Stored entries -
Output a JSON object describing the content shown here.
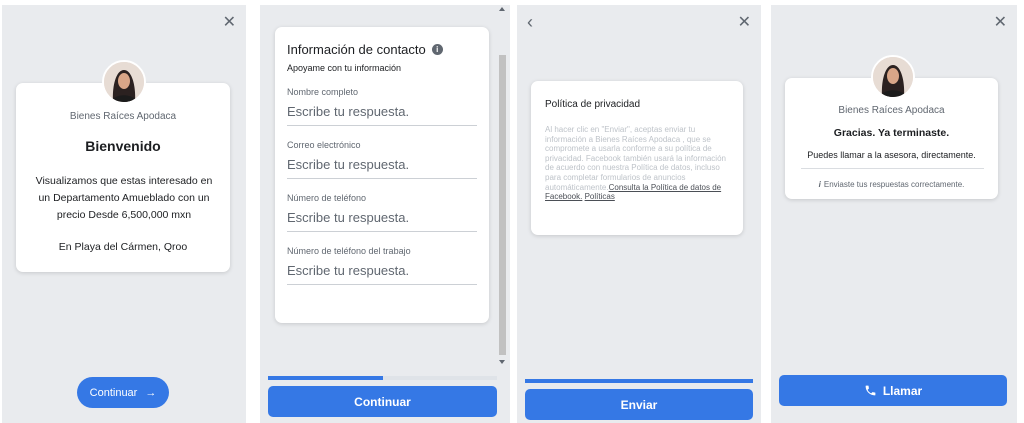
{
  "panel1": {
    "company": "Bienes Raíces Apodaca",
    "title": "Bienvenido",
    "description": "Visualizamos que estas interesado en un Departamento Amueblado con un precio Desde 6,500,000 mxn",
    "location": "En Playa del Cármen, Qroo",
    "button_label": "Continuar",
    "button_arrow": "→",
    "close_glyph": "✕"
  },
  "panel2": {
    "section_title": "Información de contacto",
    "subtitle": "Apoyame con tu información",
    "fields": [
      {
        "label": "Nombre completo",
        "placeholder": "Escribe tu respuesta."
      },
      {
        "label": "Correo electrónico",
        "placeholder": "Escribe tu respuesta."
      },
      {
        "label": "Número de teléfono",
        "placeholder": "Escribe tu respuesta."
      },
      {
        "label": "Número de teléfono del trabajo",
        "placeholder": "Escribe tu respuesta."
      }
    ],
    "progress": 0.5,
    "button_label": "Continuar"
  },
  "panel3": {
    "back_glyph": "‹",
    "close_glyph": "✕",
    "title": "Política de privacidad",
    "body": "Al hacer clic en \"Enviar\", aceptas enviar tu información a Bienes Raíces Apodaca , que se compromete a usarla conforme a su política de privacidad. Facebook también usará la información de acuerdo con nuestra Política de datos, incluso para completar formularios de anuncios automáticamente.",
    "link1": "Consulta la Política de datos de Facebook.",
    "link2": "Políticas",
    "progress": 1.0,
    "button_label": "Enviar"
  },
  "panel4": {
    "close_glyph": "✕",
    "company": "Bienes Raíces Apodaca",
    "heading": "Gracias. Ya terminaste.",
    "message": "Puedes llamar a la asesora, directamente.",
    "info_glyph": "i",
    "info_text": "Enviaste tus respuestas correctamente.",
    "button_label": "Llamar"
  },
  "colors": {
    "accent": "#3578e5",
    "panel_bg": "#e9ebee",
    "track": "#dfe3e8"
  }
}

Work required -
Within the listing above, copy each line that has the string "Número".

Exercise solution -
        "label": "Número de teléfono",
        "label": "Número de teléfono del trabajo",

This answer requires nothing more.